### Problems to solve
A - Reproduce the passage of the Vagrant setup instructions starting at "This option provides" and ending at "a production system.".
B - In the Vagrant setup instructions, roughly how much data must be downloaded to install all the required software, including the Vagrant box?

### Quoted passage
This option provides a working example of the application running in a VirtualBox virtual machine (VM) for those [operating systems supported by Vagrant. This also provides a complete example of running the application behind the Nginx ("engine x") HTTP reverse proxy server. It is suitable for development or demonstration, but not as a production system.
**Note:** Installing all the required software, including the Vagrant box involves downloading approximately 600MB of data. Perhaps more of an "easy-start" rather than a "quick-start".
$ cd ~/projects $ git clone git://www.fdsd.co.uk/trip-server-2.git
$ cd ~/projects/trip-server $ vagrant up debian
The first time this is run, it will download a Vagrant box containing a Debian Linux distribution, then install the required Debian packages, modify the default configuration and start the TRIP server.
$ vagrant halt debian
Vagrant shares the source folder with the VM so that you can modify the source files on the host server and immediately impact the deployed application. This gives you a complete working development environment.
Should you need it, e.g. for running a GUI in Vagrant, the vagrant
user’s default password is usually vagrant
.
Rendering of map tiles is disabled by default, in order to respect OpenStreetMap’s Tile Usage Policy. You will need to follow the instructions below, in the See Tile Server Configuration section, before map tiles are rendered.
If you forget the admin user (admin@trip.test
) password, login
into the VM and modify the database entry in the PostgreSQL database.
Replace SECRET
with your desired password.
$ cd ~/projects/trip-server $ vagrant ssh $ psql trip trip=# UPDATE usertable SET password=crypt('SECRET', gen_salt('bf')) WHERE nickname='admin'; trip=# \q
You can configure the time zone and locale settings by running the following commands on the guest VM and following the prompts:
$ sudo dpkg-reconfigure tzdata $ sudo dpkg-reconfigure locales
Optionally, apply the latest Debian updates with:
$ sudo apt-get upgrade
View the Vagrantfile
configuration file in the root of the
trip-server
folder for some examples you can modify. E.g. you
can enable the config.vm.network "public_network"
option to make
the VM accessible from the public network. This would allow you, for
example, to test location updates, using a GPS enabled device sharing
the same private LAN as the host VM. Note the
warnings in the Vagrant documentation for this setting, as for
convenience, the VM is insecure by default and design.

### Data
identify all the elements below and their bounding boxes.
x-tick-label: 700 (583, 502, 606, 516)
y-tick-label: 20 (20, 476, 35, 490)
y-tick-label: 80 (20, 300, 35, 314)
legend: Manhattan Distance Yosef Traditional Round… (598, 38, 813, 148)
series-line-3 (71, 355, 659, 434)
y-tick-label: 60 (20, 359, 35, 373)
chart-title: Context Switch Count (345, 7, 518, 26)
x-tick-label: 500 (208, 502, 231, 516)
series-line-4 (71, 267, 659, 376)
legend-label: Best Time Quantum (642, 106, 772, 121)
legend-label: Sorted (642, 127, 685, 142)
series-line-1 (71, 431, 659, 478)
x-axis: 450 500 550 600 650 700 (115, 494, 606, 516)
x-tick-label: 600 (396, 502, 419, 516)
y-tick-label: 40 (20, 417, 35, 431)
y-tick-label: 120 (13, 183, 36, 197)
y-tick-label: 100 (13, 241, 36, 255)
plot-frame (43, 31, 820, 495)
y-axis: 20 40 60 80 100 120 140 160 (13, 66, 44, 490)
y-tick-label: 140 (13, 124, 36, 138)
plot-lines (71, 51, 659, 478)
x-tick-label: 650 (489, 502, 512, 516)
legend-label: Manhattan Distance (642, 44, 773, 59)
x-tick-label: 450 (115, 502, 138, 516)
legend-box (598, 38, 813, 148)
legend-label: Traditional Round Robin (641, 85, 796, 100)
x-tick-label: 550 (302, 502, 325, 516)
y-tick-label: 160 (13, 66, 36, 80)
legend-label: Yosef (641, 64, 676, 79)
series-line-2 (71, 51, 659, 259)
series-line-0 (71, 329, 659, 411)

### Solutions to each task
A -
This option provides a working example of the application running in a VirtualBox virtual machine (VM) for those [operating systems supported by Vagrant. This also provides a complete example of running the application behind the Nginx ("engine x") HTTP reverse proxy server. It is suitable for development or demonstration, but not as a production system.

B - Approximately 600MB.